● **Task details**
Write the next part of the IDEAL-ICU trial summary below, picking up after the statement of its clinical question.

● **Exercise text**
^^^^

IDEAL-ICU: Early vs. Delayed RRT in Septic Shock with AKI (2018)

“In this multicenter randomized controlled trial, we found no significant difference in 90-day mortality between an early and a delayed strategy for initiating renal replacement therapy in patients with septic shock and severe acute kidney injury.”

  • The IDEAL-ICU Investigators

1. Publication Details

  • Trial Title: Early versus Delayed Initiation of Renal Replacement Therapy for Severe Acute Kidney Injury in Critically Ill Patients With Septic Shock: A Multicenter, Randomized Controlled Trial
  • Citation: Barbar SD, Clere-Jehl R, Bourredjem A, et al. Timing of Renal-Replacement Therapy in Patients with Acute Kidney Injury and Sepsis. N Engl J Med. 2018;379(15):1431-1442. DOI: 10.1056/NEJMoa1803213
  • Published: October 11, 2018, in The New England Journal of Medicine
  • Author: Sigismond D. Barbar, M.D.
  • Funding: French Ministry of Health

2. Keywords

  • Acute Kidney Injury (AKI), Renal Replacement Therapy (RRT), Sepsis, Septic Shock, Critical Care, Randomized Controlled Trial

3. The Clinical Question

  • In critically ill adult patients with early-stage septic shock and severe acute kidney injury (Population), does an early strategy of initiating renal-replacement therapy (RRT) (Intervention) compared to a delayed strategy (Comparison) reduce 90-day all-cause mortality (Outcome)?

^^^^

● **Data supplied**
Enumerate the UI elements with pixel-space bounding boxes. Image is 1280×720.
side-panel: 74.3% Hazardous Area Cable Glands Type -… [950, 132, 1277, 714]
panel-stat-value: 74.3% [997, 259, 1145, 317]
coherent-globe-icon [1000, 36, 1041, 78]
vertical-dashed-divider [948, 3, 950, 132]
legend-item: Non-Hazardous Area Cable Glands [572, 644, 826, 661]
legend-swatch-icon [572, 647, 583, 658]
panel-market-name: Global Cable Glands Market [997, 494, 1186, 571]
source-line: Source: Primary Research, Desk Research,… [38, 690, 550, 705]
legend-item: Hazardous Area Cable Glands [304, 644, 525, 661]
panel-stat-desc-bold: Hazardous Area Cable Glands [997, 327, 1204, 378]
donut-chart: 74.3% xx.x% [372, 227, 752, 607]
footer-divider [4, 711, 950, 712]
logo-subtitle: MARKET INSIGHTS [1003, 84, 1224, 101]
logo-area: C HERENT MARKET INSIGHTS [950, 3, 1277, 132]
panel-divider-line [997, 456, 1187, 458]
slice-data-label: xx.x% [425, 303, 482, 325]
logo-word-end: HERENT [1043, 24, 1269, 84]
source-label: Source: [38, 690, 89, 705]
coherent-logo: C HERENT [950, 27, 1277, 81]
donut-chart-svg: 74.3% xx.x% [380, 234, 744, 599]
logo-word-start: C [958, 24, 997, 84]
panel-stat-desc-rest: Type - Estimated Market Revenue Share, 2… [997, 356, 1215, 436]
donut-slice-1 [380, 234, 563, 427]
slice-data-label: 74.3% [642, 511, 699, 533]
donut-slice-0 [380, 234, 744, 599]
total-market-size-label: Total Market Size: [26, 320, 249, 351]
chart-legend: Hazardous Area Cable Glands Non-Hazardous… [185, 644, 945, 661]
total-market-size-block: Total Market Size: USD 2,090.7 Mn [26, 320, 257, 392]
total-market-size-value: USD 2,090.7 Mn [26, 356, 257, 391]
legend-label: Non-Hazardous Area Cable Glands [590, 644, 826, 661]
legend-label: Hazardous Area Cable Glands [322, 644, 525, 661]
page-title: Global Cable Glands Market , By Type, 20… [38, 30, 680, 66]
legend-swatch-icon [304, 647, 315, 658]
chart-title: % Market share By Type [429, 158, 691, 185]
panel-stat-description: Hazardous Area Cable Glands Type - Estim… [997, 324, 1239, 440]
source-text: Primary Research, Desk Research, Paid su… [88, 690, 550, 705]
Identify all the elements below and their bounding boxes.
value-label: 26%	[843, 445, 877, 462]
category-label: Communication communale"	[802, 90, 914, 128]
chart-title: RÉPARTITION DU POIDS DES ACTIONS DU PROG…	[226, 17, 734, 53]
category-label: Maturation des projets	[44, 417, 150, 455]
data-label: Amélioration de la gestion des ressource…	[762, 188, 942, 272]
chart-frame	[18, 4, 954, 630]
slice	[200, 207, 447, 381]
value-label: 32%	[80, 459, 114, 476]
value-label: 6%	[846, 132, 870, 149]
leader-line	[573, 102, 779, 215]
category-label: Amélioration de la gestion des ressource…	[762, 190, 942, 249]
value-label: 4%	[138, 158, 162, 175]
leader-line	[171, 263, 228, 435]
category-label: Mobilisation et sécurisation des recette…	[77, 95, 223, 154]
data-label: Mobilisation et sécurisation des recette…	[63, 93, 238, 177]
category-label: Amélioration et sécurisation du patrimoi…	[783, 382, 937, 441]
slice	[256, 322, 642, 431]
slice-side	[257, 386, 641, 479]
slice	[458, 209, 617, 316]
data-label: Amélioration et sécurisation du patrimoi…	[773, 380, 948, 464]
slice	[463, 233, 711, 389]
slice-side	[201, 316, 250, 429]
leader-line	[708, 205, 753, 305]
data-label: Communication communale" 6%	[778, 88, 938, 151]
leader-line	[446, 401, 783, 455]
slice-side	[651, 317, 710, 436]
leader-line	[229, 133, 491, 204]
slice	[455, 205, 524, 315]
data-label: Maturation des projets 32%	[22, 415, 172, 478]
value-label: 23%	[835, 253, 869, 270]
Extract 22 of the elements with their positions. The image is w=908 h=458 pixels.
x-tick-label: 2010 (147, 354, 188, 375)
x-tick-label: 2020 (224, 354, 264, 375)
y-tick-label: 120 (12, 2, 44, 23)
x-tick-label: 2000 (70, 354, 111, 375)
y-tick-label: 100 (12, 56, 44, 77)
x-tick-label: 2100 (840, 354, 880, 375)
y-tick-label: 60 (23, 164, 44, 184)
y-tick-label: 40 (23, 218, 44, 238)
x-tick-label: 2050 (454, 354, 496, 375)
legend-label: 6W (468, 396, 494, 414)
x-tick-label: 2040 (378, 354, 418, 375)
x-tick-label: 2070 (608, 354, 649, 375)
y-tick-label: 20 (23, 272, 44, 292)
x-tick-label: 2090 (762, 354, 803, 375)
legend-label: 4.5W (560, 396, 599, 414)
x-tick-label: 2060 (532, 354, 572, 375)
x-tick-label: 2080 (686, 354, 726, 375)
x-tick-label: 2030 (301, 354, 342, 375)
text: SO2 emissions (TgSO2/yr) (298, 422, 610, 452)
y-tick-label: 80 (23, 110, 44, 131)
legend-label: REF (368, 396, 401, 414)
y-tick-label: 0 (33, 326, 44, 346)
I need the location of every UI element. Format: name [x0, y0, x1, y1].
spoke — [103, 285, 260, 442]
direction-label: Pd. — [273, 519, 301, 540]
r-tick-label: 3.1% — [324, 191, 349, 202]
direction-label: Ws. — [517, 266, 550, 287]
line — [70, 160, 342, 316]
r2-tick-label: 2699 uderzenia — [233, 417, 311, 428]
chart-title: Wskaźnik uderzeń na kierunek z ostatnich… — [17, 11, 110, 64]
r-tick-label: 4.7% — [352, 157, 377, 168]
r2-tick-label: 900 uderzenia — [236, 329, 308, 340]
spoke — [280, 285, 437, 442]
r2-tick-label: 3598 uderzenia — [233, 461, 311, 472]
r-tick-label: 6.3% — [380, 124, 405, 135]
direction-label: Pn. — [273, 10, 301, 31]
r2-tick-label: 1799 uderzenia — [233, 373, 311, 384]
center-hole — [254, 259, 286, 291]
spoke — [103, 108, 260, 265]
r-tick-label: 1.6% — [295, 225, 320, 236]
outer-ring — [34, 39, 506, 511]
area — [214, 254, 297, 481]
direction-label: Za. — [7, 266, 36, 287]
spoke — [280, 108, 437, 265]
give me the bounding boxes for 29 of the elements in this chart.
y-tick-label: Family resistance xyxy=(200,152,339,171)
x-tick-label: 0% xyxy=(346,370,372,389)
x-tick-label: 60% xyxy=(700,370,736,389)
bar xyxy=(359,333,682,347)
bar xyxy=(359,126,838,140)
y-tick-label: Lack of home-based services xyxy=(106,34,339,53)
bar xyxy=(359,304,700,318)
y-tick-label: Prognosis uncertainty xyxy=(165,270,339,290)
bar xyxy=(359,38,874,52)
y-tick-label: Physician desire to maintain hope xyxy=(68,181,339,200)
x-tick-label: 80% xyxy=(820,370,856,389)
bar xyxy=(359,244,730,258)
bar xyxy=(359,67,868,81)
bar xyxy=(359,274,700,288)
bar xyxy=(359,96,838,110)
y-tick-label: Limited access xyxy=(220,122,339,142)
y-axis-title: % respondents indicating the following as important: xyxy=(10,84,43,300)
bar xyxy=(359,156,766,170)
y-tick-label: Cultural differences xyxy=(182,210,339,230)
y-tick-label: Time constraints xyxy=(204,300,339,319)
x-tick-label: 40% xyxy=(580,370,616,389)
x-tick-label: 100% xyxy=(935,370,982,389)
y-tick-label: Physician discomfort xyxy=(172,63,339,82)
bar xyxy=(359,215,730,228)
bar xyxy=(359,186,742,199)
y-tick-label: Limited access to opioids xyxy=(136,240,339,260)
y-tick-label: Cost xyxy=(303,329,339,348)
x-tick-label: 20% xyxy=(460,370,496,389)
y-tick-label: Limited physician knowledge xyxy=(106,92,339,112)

^^^^

● **Written answer**
4. Background and Rationale

  • Existing Knowledge: The optimal time to initiate renal-replacement therapy (RRT) for acute kidney injury (AKI) in septic shock was a major area of clinical uncertainty. Previous trials like AKIKI (2016) and ELAIN (2016) had produced conflicting results, with AKIKI suggesting a delayed strategy was safe and ELAIN suggesting an early strategy was beneficial.
  • Knowledge Gap: A definitive, multicenter trial was needed to clarify the optimal timing of RRT initiation specifically in the high-risk population of patients with both septic shock and severe AKI.
  • Proposed Hypothesis: The authors hypothesized that an early strategy for initiating RRT would be superior to a delayed strategy in reducing 90-day mortality in this patient population.

5. Study Design and Methods

  • Design: A multicenter, prospective, open-label, randomized, controlled trial (used to test the effectiveness of interventions).
  • Setting: 29 intensive care units (ICUs) in France.
  • Trial Period: Enrollment ran from September 2012 to June 2016.
  • Population:
    • Inclusion Criteria: Adult patients (≥18 years) with septic shock who had severe AKI, defined as meeting the criteria for the “Failure” category of the RIFLE classification, and who were not receiving etomidate.
    • Exclusion Criteria: Included pre-existing end-stage renal disease and life-threatening complications mandating immediate RRT (e.g., severe hyperkalemia).
  • Intervention: An “early” strategy, where RRT was initiated within 12 hours of the patient meeting the criteria for RIFLE-Failure.
  • Control: A “delayed” strategy, where RRT was initiated only after a waiting period of 48 hours if renal recovery had not occurred, or earlier if an urgent indication developed.
  • Management Common to Both Groups: The choice of RRT modality was at the discretion of the treating clinicians. All other aspects of ICU care were managed according to standard practice.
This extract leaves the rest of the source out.